(Dataset listings of figures)
========

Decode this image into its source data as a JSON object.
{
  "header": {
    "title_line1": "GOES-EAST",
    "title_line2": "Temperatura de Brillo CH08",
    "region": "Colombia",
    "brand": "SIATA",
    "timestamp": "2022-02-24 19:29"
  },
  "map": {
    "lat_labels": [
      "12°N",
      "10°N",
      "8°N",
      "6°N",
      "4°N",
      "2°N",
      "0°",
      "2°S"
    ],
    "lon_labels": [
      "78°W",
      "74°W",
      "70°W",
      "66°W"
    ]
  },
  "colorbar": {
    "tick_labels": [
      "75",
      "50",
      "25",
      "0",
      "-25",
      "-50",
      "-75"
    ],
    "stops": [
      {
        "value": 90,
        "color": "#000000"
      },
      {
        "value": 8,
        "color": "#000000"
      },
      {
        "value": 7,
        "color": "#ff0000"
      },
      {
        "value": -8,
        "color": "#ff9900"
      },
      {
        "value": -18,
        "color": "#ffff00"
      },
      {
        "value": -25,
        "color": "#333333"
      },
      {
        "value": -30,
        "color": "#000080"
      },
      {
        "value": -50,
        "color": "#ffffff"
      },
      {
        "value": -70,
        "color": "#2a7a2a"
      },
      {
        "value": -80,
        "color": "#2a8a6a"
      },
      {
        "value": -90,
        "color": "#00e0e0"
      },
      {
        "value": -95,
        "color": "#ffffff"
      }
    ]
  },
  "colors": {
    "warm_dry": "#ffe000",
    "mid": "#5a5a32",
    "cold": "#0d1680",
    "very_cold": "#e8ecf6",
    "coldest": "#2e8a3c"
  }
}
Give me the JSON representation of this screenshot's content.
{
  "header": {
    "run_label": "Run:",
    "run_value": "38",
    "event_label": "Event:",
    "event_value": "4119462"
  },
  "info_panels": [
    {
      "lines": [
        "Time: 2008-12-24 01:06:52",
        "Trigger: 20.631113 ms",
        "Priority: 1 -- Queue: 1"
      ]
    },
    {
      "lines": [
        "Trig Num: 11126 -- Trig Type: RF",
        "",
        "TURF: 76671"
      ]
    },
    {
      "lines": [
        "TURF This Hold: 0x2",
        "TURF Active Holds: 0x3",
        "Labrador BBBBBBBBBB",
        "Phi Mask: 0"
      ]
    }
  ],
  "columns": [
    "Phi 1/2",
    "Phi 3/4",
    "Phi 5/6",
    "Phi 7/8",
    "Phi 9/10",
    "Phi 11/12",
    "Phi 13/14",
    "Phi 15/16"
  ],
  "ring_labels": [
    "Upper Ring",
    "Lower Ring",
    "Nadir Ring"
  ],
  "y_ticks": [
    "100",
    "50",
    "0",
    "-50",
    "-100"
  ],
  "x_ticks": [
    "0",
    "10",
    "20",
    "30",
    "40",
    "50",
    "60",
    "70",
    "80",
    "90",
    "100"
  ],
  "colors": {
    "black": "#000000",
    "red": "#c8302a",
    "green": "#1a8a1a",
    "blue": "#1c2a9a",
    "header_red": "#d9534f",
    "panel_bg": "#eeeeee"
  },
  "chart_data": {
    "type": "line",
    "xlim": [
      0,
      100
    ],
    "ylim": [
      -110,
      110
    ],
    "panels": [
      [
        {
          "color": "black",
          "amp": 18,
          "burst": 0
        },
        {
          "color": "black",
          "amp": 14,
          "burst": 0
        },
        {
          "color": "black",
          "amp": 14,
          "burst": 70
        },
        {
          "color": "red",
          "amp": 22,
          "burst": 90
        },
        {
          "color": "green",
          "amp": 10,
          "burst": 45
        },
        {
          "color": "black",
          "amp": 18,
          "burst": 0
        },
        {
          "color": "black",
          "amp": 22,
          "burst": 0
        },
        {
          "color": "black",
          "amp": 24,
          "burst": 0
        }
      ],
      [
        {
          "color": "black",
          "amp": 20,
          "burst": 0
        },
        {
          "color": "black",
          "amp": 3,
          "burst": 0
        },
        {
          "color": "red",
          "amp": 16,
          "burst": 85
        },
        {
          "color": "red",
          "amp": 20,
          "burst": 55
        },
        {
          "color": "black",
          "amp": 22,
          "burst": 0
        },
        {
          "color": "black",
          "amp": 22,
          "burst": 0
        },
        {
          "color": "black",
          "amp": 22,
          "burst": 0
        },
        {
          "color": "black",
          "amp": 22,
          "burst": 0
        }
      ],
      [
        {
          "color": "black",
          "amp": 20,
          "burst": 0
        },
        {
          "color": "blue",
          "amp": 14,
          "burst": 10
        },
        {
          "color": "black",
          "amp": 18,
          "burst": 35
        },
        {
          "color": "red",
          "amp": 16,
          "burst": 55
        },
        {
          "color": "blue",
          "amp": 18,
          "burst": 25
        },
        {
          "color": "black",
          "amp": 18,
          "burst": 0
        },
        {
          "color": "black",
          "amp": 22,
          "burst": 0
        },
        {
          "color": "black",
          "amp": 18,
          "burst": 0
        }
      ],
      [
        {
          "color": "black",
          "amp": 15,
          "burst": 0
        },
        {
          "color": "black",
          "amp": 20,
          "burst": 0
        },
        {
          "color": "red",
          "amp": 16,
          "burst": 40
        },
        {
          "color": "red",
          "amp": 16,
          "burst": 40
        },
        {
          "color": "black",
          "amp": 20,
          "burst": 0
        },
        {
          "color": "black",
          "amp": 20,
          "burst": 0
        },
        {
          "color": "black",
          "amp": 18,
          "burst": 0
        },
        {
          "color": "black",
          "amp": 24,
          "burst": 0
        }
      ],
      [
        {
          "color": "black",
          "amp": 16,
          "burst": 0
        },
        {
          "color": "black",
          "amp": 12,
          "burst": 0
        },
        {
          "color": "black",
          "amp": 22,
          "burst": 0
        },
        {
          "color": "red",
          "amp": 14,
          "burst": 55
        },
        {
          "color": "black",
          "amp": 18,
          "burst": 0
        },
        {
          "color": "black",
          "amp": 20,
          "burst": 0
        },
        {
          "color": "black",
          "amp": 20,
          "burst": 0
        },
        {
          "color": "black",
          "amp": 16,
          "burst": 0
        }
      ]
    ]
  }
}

========

- _Problem description_: Reproduce each line of the material above precisely.

- _Complete answer_:
Decode this image into its source data as a JSON object.
{
  "header": {
    "title_line1": "GOES-EAST",
    "title_line2": "Temperatura de Brillo CH08",
    "region": "Colombia",
    "brand": "SIATA",
    "timestamp": "2022-02-24 19:29"
  },
  "map": {
    "lat_labels": [
      "12°N",
      "10°N",
      "8°N",
      "6°N",
      "4°N",
      "2°N",
      "0°",
      "2°S"
    ],
    "lon_labels": [
      "78°W",
      "74°W",
      "70°W",
      "66°W"
    ]
  },
  "colorbar": {
    "tick_labels": [
      "75",
      "50",
      "25",
      "0",
      "-25",
      "-50",
      "-75"
    ],
    "stops": [
      {
        "value": 90,
        "color": "#000000"
      },
      {
        "value": 8,
        "color": "#000000"
      },
      {
        "value": 7,
        "color": "#ff0000"
      },
      {
        "value": -8,
        "color": "#ff9900"
      },
      {
        "value": -18,
        "color": "#ffff00"
      },
      {
        "value": -25,
        "color": "#333333"
      },
      {
        "value": -30,
        "color": "#000080"
      },
      {
        "value": -50,
        "color": "#ffffff"
      },
      {
        "value": -70,
        "color": "#2a7a2a"
      },
      {
        "value": -80,
        "color": "#2a8a6a"
      },
      {
        "value": -90,
        "color": "#00e0e0"
      },
      {
        "value": -95,
        "color": "#ffffff"
      }
    ]
  },
  "colors": {
    "warm_dry": "#ffe000",
    "mid": "#5a5a32",
    "cold": "#0d1680",
    "very_cold": "#e8ecf6",
    "coldest": "#2e8a3c"
  }
}
Give me the JSON representation of this screenshot's content.
{
  "header": {
    "run_label": "Run:",
    "run_value": "38",
    "event_label": "Event:",
    "event_value": "4119462"
  },
  "info_panels": [
    {
      "lines": [
        "Time: 2008-12-24 01:06:52",
        "Trigger: 20.631113 ms",
        "Priority: 1 -- Queue: 1"
      ]
    },
    {
      "lines": [
        "Trig Num: 11126 -- Trig Type: RF",
        "",
        "TURF: 76671"
      ]
    },
    {
      "lines": [
        "TURF This Hold: 0x2",
        "TURF Active Holds: 0x3",
        "Labrador BBBBBBBBBB",
        "Phi Mask: 0"
      ]
    }
  ],
  "columns": [
    "Phi 1/2",
    "Phi 3/4",
    "Phi 5/6",
    "Phi 7/8",
    "Phi 9/10",
    "Phi 11/12",
    "Phi 13/14",
    "Phi 15/16"
  ],
  "ring_labels": [
    "Upper Ring",
    "Lower Ring",
    "Nadir Ring"
  ],
  "y_ticks": [
    "100",
    "50",
    "0",
    "-50",
    "-100"
  ],
  "x_ticks": [
    "0",
    "10",
    "20",
    "30",
    "40",
    "50",
    "60",
    "70",
    "80",
    "90",
    "100"
  ],
  "colors": {
    "black": "#000000",
    "red": "#c8302a",
    "green": "#1a8a1a",
    "blue": "#1c2a9a",
    "header_red": "#d9534f",
    "panel_bg": "#eeeeee"
  },
  "chart_data": {
    "type": "line",
    "xlim": [
      0,
      100
    ],
    "ylim": [
      -110,
      110
    ],
    "panels": [
      [
        {
          "color": "black",
          "amp": 18,
          "burst": 0
        },
        {
          "color": "black",
          "amp": 14,
          "burst": 0
        },
        {
          "color": "black",
          "amp": 14,
          "burst": 70
        },
        {
          "color": "red",
          "amp": 22,
          "burst": 90
        },
        {
          "color": "green",
          "amp": 10,
          "burst": 45
        },
        {
          "color": "black",
          "amp": 18,
          "burst": 0
        },
        {
          "color": "black",
          "amp": 22,
          "burst": 0
        },
        {
          "color": "black",
          "amp": 24,
          "burst": 0
        }
      ],
      [
        {
          "color": "black",
          "amp": 20,
          "burst": 0
        },
        {
          "color": "black",
          "amp": 3,
          "burst": 0
        },
        {
          "color": "red",
          "amp": 16,
          "burst": 85
        },
        {
          "color": "red",
          "amp": 20,
          "burst": 55
        },
        {
          "color": "black",
          "amp": 22,
          "burst": 0
        },
        {
          "color": "black",
          "amp": 22,
          "burst": 0
        },
        {
          "color": "black",
          "amp": 22,
          "burst": 0
        },
        {
          "color": "black",
          "amp": 22,
          "burst": 0
        }
      ],
      [
        {
          "color": "black",
          "amp": 20,
          "burst": 0
        },
        {
          "color": "blue",
          "amp": 14,
          "burst": 10
        },
        {
          "color": "black",
          "amp": 18,
          "burst": 35
        },
        {
          "color": "red",
          "amp": 16,
          "burst": 55
        },
        {
          "color": "blue",
          "amp": 18,
          "burst": 25
        },
        {
          "color": "black",
          "amp": 18,
          "burst": 0
        },
        {
          "color": "black",
          "amp": 22,
          "burst": 0
        },
        {
          "color": "black",
          "amp": 18,
          "burst": 0
        }
      ],
      [
        {
          "color": "black",
          "amp": 15,
          "burst": 0
        },
        {
          "color": "black",
          "amp": 20,
          "burst": 0
        },
        {
          "color": "red",
          "amp": 16,
          "burst": 40
        },
        {
          "color": "red",
          "amp": 16,
          "burst": 40
        },
        {
          "color": "black",
          "amp": 20,
          "burst": 0
        },
        {
          "color": "black",
          "amp": 20,
          "burst": 0
        },
        {
          "color": "black",
          "amp": 18,
          "burst": 0
        },
        {
          "color": "black",
          "amp": 24,
          "burst": 0
        }
      ],
      [
        {
          "color": "black",
          "amp": 16,
          "burst": 0
        },
        {
          "color": "black",
          "amp": 12,
          "burst": 0
        },
        {
          "color": "black",
          "amp": 22,
          "burst": 0
        },
        {
          "color": "red",
          "amp": 14,
          "burst": 55
        },
        {
          "color": "black",
          "amp": 18,
          "burst": 0
        },
        {
          "color": "black",
          "amp": 20,
          "burst": 0
        },
        {
          "color": "black",
          "amp": 20,
          "burst": 0
        },
        {
          "color": "black",
          "amp": 16,
          "burst": 0
        }
      ]
    ]
  }
}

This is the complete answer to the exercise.